- Exercise objective
Copy out all the entries exactly.

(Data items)
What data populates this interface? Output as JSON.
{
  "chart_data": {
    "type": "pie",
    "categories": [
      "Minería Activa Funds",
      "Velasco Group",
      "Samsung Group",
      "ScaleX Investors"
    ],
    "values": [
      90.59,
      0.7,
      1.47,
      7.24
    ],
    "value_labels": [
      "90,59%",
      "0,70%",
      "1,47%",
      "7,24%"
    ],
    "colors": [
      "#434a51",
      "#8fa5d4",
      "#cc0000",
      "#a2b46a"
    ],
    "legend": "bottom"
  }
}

- Response to this exercise
What data populates this interface? Output as JSON.
{
  "chart_data": {
    "type": "pie",
    "categories": [
      "Minería Activa Funds",
      "Velasco Group",
      "Samsung Group",
      "ScaleX Investors"
    ],
    "values": [
      90.59,
      0.7,
      1.47,
      7.24
    ],
    "value_labels": [
      "90,59%",
      "0,70%",
      "1,47%",
      "7,24%"
    ],
    "colors": [
      "#434a51",
      "#8fa5d4",
      "#cc0000",
      "#a2b46a"
    ],
    "legend": "bottom"
  }
}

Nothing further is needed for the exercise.